**What the exercise asks**
Copy every line from the records below that holds the word "ruptura".

— start The records —

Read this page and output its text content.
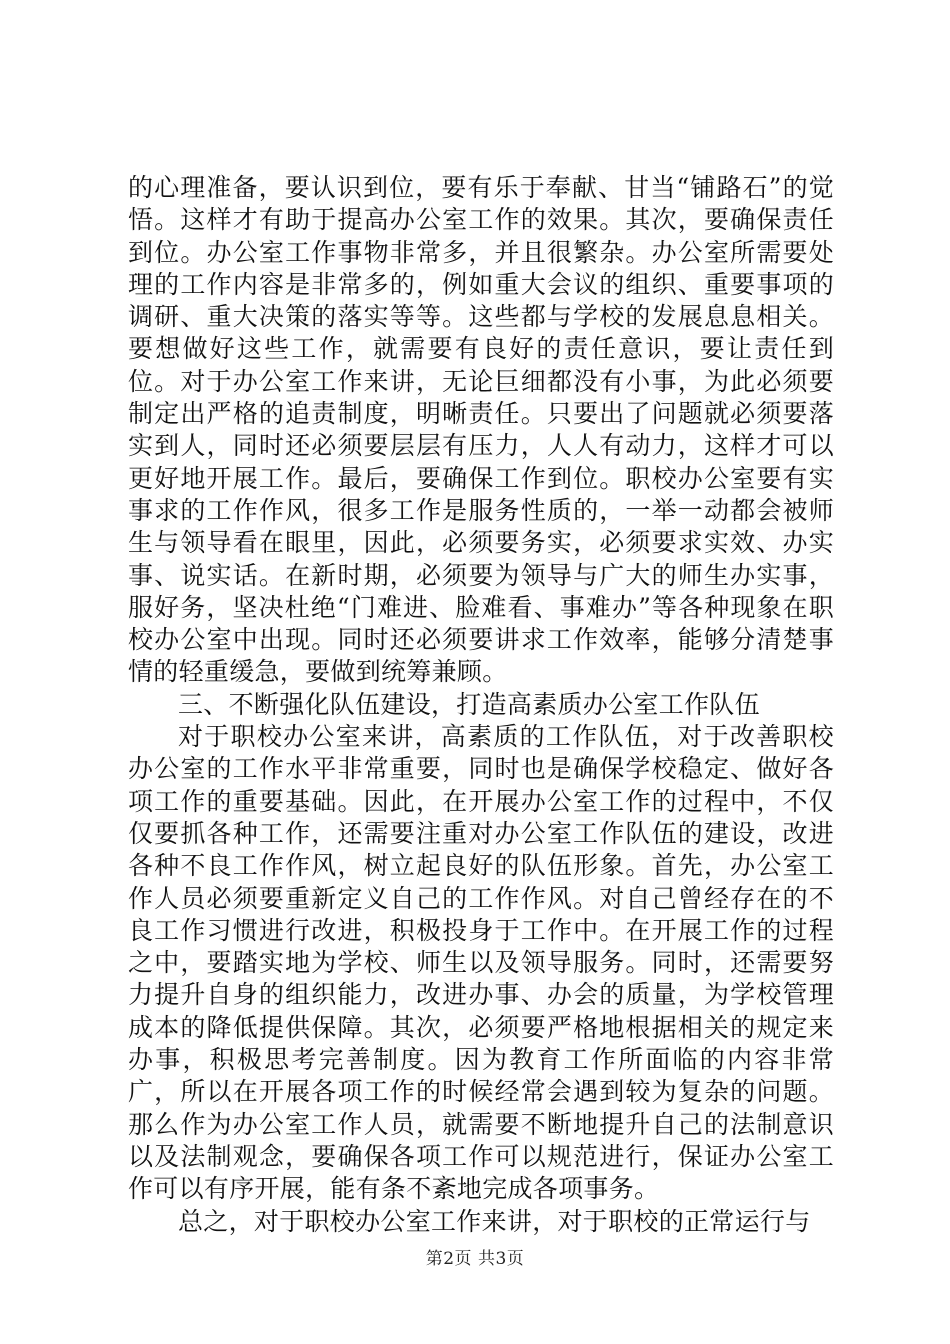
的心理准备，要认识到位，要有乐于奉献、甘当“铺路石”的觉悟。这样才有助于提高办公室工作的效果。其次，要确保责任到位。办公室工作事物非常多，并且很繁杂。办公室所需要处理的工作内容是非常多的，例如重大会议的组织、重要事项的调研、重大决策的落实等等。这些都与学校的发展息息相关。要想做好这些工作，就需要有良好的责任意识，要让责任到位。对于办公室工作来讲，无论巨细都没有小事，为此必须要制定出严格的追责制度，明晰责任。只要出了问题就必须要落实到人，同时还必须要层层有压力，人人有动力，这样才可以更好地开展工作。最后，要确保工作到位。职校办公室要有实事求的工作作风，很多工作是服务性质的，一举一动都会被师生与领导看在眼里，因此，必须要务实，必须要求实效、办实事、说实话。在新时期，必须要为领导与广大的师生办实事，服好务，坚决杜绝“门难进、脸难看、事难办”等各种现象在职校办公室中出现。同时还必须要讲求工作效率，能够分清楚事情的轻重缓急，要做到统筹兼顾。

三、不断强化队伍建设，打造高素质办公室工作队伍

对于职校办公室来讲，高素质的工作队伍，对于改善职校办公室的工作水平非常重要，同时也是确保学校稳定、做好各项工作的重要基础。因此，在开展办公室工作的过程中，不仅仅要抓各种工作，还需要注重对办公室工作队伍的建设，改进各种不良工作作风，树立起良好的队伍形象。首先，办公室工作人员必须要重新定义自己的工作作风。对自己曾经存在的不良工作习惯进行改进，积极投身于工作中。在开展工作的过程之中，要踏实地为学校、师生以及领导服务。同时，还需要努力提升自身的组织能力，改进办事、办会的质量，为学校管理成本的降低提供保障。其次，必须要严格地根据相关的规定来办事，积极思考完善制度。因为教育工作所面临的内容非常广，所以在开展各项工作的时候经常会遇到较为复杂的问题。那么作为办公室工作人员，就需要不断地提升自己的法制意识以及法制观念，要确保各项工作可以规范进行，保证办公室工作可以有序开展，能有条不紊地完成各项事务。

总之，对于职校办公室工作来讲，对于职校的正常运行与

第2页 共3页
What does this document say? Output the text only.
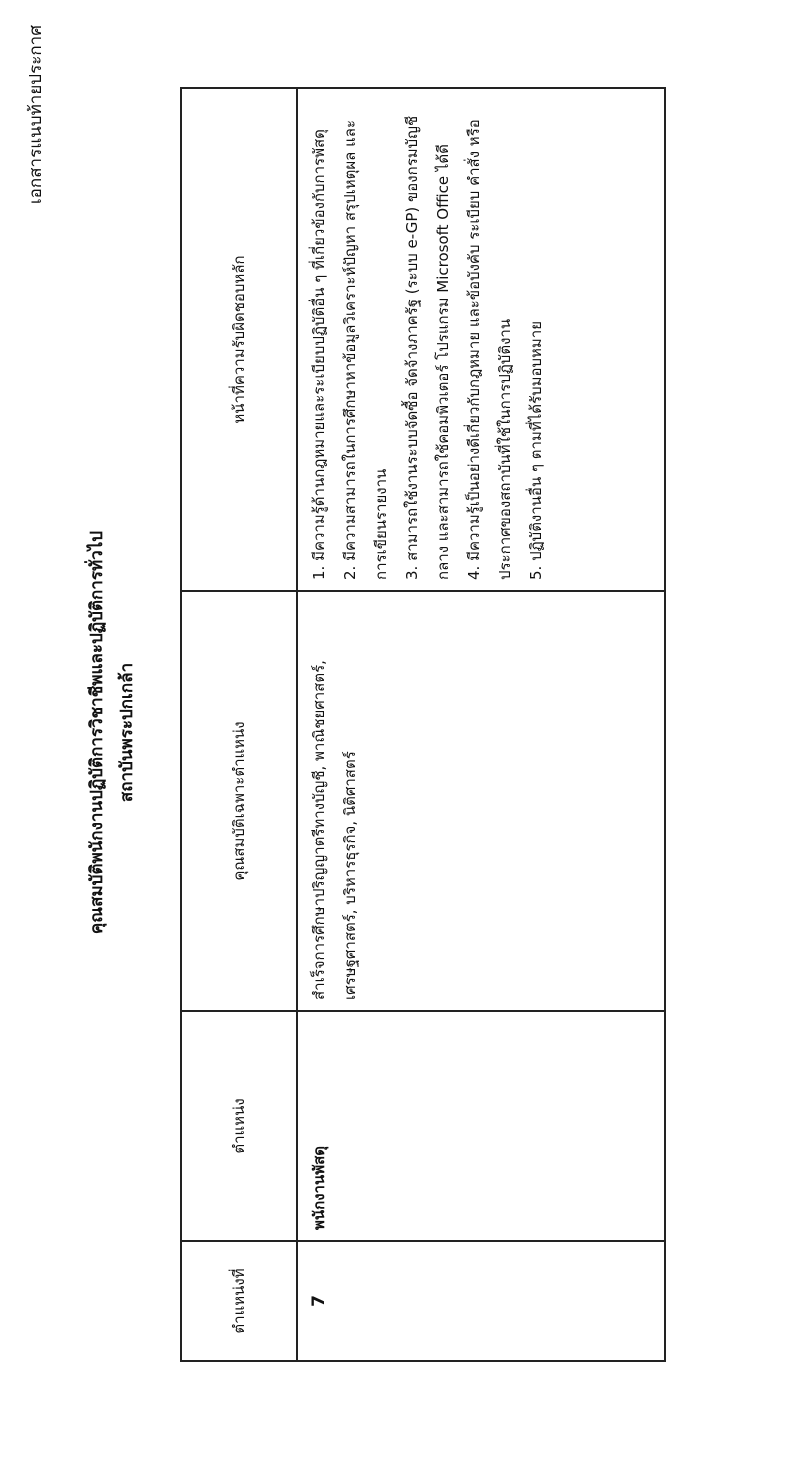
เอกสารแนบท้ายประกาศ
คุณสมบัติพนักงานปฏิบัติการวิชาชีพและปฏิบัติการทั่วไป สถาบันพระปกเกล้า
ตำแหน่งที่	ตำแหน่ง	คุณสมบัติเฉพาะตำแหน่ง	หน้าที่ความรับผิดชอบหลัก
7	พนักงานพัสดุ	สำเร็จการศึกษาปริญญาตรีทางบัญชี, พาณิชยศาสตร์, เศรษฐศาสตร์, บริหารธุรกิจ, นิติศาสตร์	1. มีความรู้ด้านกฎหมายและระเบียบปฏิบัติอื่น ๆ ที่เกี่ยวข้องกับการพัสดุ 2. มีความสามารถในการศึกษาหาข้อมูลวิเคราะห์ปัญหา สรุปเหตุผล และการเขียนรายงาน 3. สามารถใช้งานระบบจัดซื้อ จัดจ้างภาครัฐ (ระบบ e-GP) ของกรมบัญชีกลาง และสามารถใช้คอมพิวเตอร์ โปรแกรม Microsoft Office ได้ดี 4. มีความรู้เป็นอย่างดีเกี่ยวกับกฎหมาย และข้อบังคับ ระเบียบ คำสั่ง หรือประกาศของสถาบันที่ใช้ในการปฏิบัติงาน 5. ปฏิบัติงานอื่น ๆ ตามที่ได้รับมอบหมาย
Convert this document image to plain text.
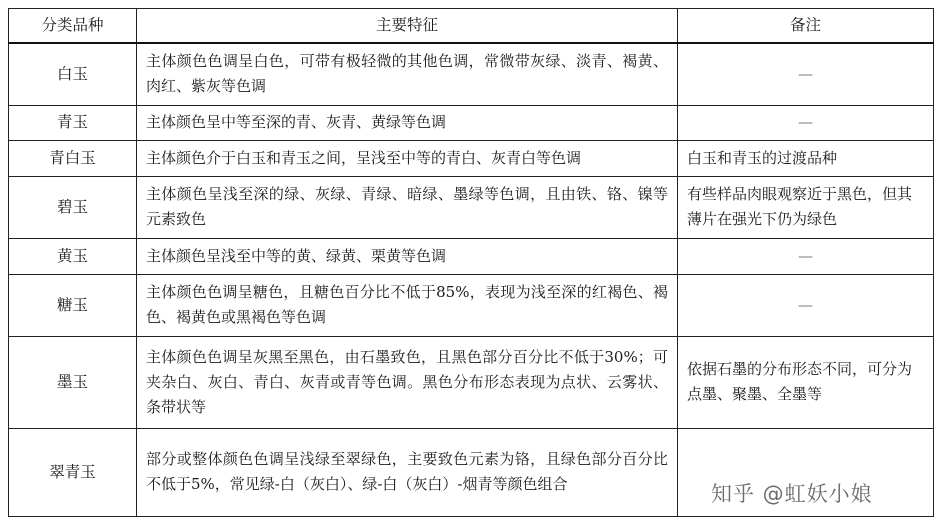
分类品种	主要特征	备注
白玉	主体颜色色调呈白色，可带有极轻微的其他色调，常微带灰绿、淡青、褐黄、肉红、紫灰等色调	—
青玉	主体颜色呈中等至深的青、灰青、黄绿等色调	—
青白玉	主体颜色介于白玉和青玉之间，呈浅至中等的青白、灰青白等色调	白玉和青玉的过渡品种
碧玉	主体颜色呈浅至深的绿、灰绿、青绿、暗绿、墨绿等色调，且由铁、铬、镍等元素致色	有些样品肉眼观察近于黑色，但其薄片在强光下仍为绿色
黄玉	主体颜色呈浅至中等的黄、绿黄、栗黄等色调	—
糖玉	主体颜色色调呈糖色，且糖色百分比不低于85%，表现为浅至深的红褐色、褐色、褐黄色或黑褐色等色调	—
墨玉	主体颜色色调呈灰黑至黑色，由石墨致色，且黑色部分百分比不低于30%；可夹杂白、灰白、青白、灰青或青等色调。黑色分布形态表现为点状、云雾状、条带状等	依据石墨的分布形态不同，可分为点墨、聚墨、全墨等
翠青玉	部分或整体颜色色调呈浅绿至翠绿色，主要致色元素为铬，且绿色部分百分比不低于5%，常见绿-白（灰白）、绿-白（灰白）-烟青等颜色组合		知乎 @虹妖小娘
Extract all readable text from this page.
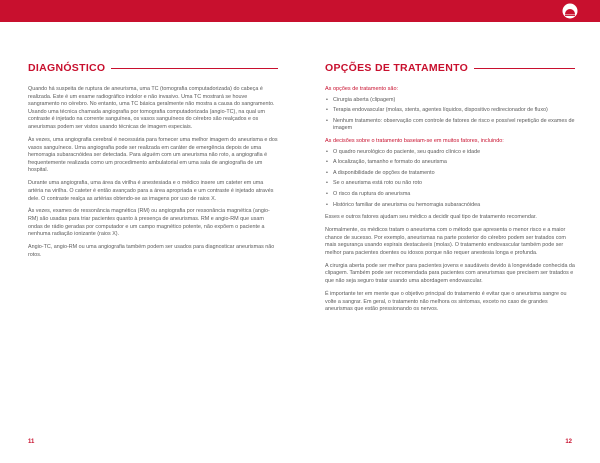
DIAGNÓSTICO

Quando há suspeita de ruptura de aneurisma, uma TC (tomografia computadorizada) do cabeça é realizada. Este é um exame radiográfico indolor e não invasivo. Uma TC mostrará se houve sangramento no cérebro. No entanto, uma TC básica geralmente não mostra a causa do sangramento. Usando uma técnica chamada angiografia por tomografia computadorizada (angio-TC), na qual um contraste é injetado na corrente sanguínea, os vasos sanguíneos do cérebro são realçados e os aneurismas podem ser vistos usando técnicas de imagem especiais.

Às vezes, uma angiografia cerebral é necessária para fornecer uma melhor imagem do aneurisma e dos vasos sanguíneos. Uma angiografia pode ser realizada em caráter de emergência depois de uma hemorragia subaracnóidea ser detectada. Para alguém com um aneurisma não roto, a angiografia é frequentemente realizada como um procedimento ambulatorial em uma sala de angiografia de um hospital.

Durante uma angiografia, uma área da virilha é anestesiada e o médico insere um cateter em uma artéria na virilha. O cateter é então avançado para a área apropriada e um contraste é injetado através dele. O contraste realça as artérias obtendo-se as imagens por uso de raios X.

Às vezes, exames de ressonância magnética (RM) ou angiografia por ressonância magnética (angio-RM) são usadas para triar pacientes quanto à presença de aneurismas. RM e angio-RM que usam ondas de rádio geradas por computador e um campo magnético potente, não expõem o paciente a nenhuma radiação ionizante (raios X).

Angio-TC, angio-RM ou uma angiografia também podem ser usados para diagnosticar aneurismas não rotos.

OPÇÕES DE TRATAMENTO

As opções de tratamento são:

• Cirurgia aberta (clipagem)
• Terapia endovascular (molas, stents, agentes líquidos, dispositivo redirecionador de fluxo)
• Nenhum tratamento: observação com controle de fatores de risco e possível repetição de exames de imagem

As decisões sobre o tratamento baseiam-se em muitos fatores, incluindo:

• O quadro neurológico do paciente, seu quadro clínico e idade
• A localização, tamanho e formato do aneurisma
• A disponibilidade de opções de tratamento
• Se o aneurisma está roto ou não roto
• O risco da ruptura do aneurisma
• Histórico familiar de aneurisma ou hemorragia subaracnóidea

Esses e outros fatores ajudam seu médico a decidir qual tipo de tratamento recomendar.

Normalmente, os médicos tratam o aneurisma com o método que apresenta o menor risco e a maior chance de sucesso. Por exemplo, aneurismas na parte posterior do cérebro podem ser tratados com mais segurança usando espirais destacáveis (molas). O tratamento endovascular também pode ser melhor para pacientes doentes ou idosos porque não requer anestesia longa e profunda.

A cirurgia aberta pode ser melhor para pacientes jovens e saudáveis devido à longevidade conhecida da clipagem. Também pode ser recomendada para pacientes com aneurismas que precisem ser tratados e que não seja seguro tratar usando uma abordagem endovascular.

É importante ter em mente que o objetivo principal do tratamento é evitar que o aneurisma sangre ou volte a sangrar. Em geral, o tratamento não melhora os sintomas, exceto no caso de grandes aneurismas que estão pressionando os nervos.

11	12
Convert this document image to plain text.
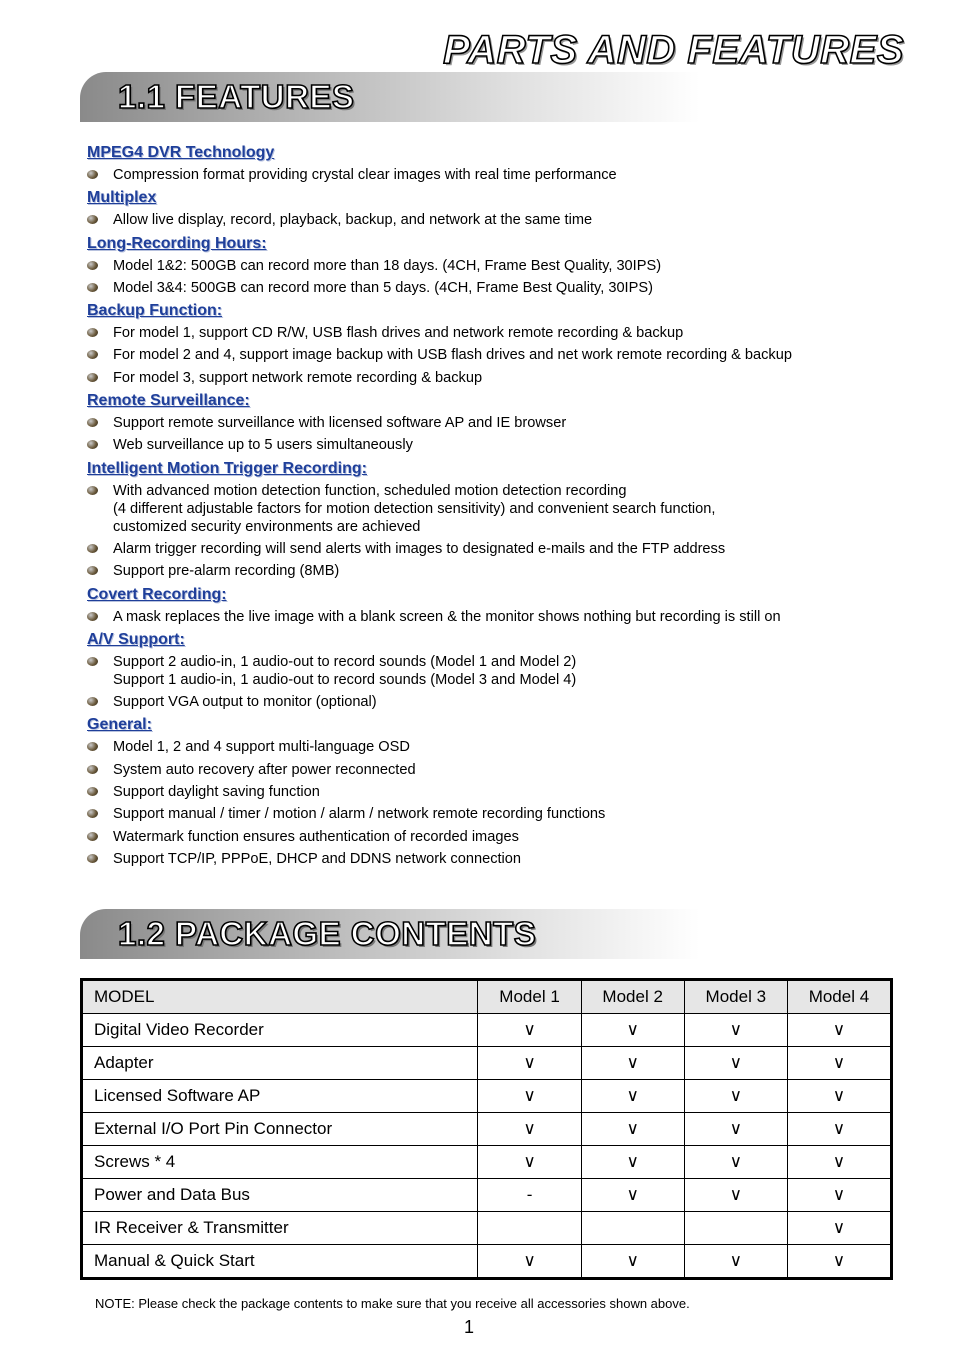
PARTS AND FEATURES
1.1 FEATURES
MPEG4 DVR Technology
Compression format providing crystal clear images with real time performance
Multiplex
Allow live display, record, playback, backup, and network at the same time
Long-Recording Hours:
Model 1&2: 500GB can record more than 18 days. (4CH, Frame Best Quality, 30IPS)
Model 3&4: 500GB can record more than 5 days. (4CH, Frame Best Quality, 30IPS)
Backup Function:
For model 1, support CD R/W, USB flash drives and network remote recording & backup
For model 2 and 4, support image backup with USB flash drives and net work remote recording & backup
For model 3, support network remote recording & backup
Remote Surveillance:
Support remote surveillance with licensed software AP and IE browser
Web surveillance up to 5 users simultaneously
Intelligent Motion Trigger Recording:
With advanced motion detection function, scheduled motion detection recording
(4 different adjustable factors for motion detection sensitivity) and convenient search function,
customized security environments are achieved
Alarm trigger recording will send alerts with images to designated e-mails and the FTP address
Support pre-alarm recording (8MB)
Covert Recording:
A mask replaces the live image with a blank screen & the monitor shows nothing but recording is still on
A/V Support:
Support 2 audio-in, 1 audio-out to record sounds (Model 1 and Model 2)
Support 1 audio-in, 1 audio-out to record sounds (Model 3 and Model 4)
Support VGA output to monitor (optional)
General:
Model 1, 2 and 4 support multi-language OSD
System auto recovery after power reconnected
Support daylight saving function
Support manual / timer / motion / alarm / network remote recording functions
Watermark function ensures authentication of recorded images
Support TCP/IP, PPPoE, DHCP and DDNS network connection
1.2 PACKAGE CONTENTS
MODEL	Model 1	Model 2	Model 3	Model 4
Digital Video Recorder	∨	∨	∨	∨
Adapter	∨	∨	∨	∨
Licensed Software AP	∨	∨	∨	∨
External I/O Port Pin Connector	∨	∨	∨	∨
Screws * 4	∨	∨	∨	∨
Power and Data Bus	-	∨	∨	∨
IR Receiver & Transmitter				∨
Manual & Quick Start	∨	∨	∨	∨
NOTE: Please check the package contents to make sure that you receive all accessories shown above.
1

— end The records —

**Result of the task**
Quando há suspeita de ruptura de aneurisma, uma TC (tomografia computadorizada) do cabeça é realizada. Este é um exame radiográfico indolor e não invasivo. Uma TC mostrará se houve sangramento no cérebro. No entanto, uma TC básica geralmente não mostra a causa do sangramento. Usando uma técnica chamada angiografia por tomografia computadorizada (angio-TC), na qual um contraste é injetado na corrente sanguínea, os vasos sanguíneos do cérebro são realçados e os aneurismas podem ser vistos usando técnicas de imagem especiais.
• O risco da ruptura do aneurisma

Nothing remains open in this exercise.